- **Short task**
Copy out each of the lines below word for word, changing nothing.

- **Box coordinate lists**
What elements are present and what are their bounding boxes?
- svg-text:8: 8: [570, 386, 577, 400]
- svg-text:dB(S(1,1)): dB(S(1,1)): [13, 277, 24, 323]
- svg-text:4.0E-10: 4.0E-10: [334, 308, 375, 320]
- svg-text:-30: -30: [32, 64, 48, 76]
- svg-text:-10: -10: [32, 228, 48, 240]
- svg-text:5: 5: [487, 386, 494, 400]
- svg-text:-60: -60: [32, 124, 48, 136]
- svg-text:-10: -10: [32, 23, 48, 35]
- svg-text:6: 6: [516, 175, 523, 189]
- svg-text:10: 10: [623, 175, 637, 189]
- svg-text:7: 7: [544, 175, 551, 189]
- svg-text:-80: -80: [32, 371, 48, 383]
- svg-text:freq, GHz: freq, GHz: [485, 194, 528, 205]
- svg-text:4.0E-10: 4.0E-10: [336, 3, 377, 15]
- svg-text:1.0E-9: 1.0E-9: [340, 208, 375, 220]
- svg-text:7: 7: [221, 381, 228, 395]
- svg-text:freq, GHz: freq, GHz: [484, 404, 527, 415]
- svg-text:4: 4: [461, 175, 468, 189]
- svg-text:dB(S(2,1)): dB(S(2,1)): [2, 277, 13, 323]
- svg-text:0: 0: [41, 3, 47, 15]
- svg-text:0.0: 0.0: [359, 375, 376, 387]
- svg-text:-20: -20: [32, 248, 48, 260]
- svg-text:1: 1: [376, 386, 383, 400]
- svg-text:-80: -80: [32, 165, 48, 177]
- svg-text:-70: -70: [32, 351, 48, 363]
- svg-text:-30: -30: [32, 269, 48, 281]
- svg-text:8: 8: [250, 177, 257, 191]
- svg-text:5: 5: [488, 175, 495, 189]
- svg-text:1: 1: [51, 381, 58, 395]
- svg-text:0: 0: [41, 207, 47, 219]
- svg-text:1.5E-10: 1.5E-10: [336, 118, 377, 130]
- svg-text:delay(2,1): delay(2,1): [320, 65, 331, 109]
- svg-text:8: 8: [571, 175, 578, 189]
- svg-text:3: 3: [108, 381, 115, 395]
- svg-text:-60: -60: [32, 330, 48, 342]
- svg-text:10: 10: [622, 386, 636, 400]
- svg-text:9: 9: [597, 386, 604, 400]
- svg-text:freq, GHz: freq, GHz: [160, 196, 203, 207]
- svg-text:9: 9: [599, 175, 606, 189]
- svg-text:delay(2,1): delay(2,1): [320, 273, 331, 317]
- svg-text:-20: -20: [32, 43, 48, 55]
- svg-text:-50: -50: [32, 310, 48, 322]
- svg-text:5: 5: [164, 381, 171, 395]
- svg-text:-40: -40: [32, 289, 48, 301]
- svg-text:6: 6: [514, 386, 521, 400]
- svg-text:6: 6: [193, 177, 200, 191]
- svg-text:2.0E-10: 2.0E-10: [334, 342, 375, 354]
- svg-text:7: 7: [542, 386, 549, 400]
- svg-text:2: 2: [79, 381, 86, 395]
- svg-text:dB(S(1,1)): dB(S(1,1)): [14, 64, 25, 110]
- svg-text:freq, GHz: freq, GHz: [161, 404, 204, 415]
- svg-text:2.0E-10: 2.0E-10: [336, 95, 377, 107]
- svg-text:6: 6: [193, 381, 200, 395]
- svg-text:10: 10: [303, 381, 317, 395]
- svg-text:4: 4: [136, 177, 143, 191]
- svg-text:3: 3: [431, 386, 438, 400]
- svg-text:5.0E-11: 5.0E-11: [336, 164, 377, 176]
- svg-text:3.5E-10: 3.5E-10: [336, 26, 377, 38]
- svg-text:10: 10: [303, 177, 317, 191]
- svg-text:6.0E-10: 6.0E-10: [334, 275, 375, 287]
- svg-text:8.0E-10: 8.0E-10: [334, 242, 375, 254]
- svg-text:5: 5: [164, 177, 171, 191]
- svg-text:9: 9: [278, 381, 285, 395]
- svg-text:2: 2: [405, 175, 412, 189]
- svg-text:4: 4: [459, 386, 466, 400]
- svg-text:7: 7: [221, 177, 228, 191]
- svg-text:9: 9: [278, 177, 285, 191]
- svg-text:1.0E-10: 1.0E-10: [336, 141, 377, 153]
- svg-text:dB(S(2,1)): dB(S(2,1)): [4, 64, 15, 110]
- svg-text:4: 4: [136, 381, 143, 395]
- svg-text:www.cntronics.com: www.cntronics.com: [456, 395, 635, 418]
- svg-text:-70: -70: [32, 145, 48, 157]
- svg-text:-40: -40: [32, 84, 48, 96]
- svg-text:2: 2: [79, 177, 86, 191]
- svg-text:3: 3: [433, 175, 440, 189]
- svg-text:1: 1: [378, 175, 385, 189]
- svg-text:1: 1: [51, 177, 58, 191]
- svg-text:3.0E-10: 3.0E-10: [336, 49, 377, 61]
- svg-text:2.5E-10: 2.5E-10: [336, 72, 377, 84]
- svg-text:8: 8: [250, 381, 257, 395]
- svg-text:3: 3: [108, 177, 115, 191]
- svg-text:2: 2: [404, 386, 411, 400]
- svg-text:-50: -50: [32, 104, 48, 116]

- **Result for this task**
What elements are present and what are their bounding boxes?
- svg-text:8: 8: [570, 386, 577, 400]
- svg-text:dB(S(1,1)): dB(S(1,1)): [13, 277, 24, 323]
- svg-text:4.0E-10: 4.0E-10: [334, 308, 375, 320]
- svg-text:-30: -30: [32, 64, 48, 76]
- svg-text:-10: -10: [32, 228, 48, 240]
- svg-text:5: 5: [487, 386, 494, 400]
- svg-text:-60: -60: [32, 124, 48, 136]
- svg-text:-10: -10: [32, 23, 48, 35]
- svg-text:6: 6: [516, 175, 523, 189]
- svg-text:10: 10: [623, 175, 637, 189]
- svg-text:7: 7: [544, 175, 551, 189]
- svg-text:-80: -80: [32, 371, 48, 383]
- svg-text:freq, GHz: freq, GHz: [485, 194, 528, 205]
- svg-text:4.0E-10: 4.0E-10: [336, 3, 377, 15]
- svg-text:1.0E-9: 1.0E-9: [340, 208, 375, 220]
- svg-text:7: 7: [221, 381, 228, 395]
- svg-text:freq, GHz: freq, GHz: [484, 404, 527, 415]
- svg-text:4: 4: [461, 175, 468, 189]
- svg-text:dB(S(2,1)): dB(S(2,1)): [2, 277, 13, 323]
- svg-text:0: 0: [41, 3, 47, 15]
- svg-text:0.0: 0.0: [359, 375, 376, 387]
- svg-text:-20: -20: [32, 248, 48, 260]
- svg-text:1: 1: [376, 386, 383, 400]
- svg-text:-80: -80: [32, 165, 48, 177]
- svg-text:-70: -70: [32, 351, 48, 363]
- svg-text:-30: -30: [32, 269, 48, 281]
- svg-text:8: 8: [250, 177, 257, 191]
- svg-text:5: 5: [488, 175, 495, 189]
- svg-text:1: 1: [51, 381, 58, 395]
- svg-text:0: 0: [41, 207, 47, 219]
- svg-text:1.5E-10: 1.5E-10: [336, 118, 377, 130]
- svg-text:delay(2,1): delay(2,1): [320, 65, 331, 109]
- svg-text:8: 8: [571, 175, 578, 189]
- svg-text:3: 3: [108, 381, 115, 395]
- svg-text:-60: -60: [32, 330, 48, 342]
- svg-text:10: 10: [622, 386, 636, 400]
- svg-text:9: 9: [597, 386, 604, 400]
- svg-text:freq, GHz: freq, GHz: [160, 196, 203, 207]
- svg-text:9: 9: [599, 175, 606, 189]
- svg-text:delay(2,1): delay(2,1): [320, 273, 331, 317]
- svg-text:-20: -20: [32, 43, 48, 55]
- svg-text:-50: -50: [32, 310, 48, 322]
- svg-text:5: 5: [164, 381, 171, 395]
- svg-text:-40: -40: [32, 289, 48, 301]
- svg-text:6: 6: [514, 386, 521, 400]
- svg-text:6: 6: [193, 177, 200, 191]
- svg-text:2.0E-10: 2.0E-10: [334, 342, 375, 354]
- svg-text:7: 7: [542, 386, 549, 400]
- svg-text:2: 2: [79, 381, 86, 395]
- svg-text:dB(S(1,1)): dB(S(1,1)): [14, 64, 25, 110]
- svg-text:freq, GHz: freq, GHz: [161, 404, 204, 415]
- svg-text:2.0E-10: 2.0E-10: [336, 95, 377, 107]
- svg-text:6: 6: [193, 381, 200, 395]
- svg-text:10: 10: [303, 381, 317, 395]
- svg-text:4: 4: [136, 177, 143, 191]
- svg-text:3: 3: [431, 386, 438, 400]
- svg-text:5.0E-11: 5.0E-11: [336, 164, 377, 176]
- svg-text:3.5E-10: 3.5E-10: [336, 26, 377, 38]
- svg-text:10: 10: [303, 177, 317, 191]
- svg-text:6.0E-10: 6.0E-10: [334, 275, 375, 287]
- svg-text:8.0E-10: 8.0E-10: [334, 242, 375, 254]
- svg-text:5: 5: [164, 177, 171, 191]
- svg-text:9: 9: [278, 381, 285, 395]
- svg-text:2: 2: [405, 175, 412, 189]
- svg-text:4: 4: [459, 386, 466, 400]
- svg-text:7: 7: [221, 177, 228, 191]
- svg-text:9: 9: [278, 177, 285, 191]
- svg-text:1.0E-10: 1.0E-10: [336, 141, 377, 153]
- svg-text:dB(S(2,1)): dB(S(2,1)): [4, 64, 15, 110]
- svg-text:4: 4: [136, 381, 143, 395]
- svg-text:www.cntronics.com: www.cntronics.com: [456, 395, 635, 418]
- svg-text:-70: -70: [32, 145, 48, 157]
- svg-text:-40: -40: [32, 84, 48, 96]
- svg-text:2: 2: [79, 177, 86, 191]
- svg-text:3: 3: [433, 175, 440, 189]
- svg-text:1: 1: [378, 175, 385, 189]
- svg-text:1: 1: [51, 177, 58, 191]
- svg-text:3.0E-10: 3.0E-10: [336, 49, 377, 61]
- svg-text:2.5E-10: 2.5E-10: [336, 72, 377, 84]
- svg-text:8: 8: [250, 381, 257, 395]
- svg-text:3: 3: [108, 177, 115, 191]
- svg-text:2: 2: [404, 386, 411, 400]
- svg-text:-50: -50: [32, 104, 48, 116]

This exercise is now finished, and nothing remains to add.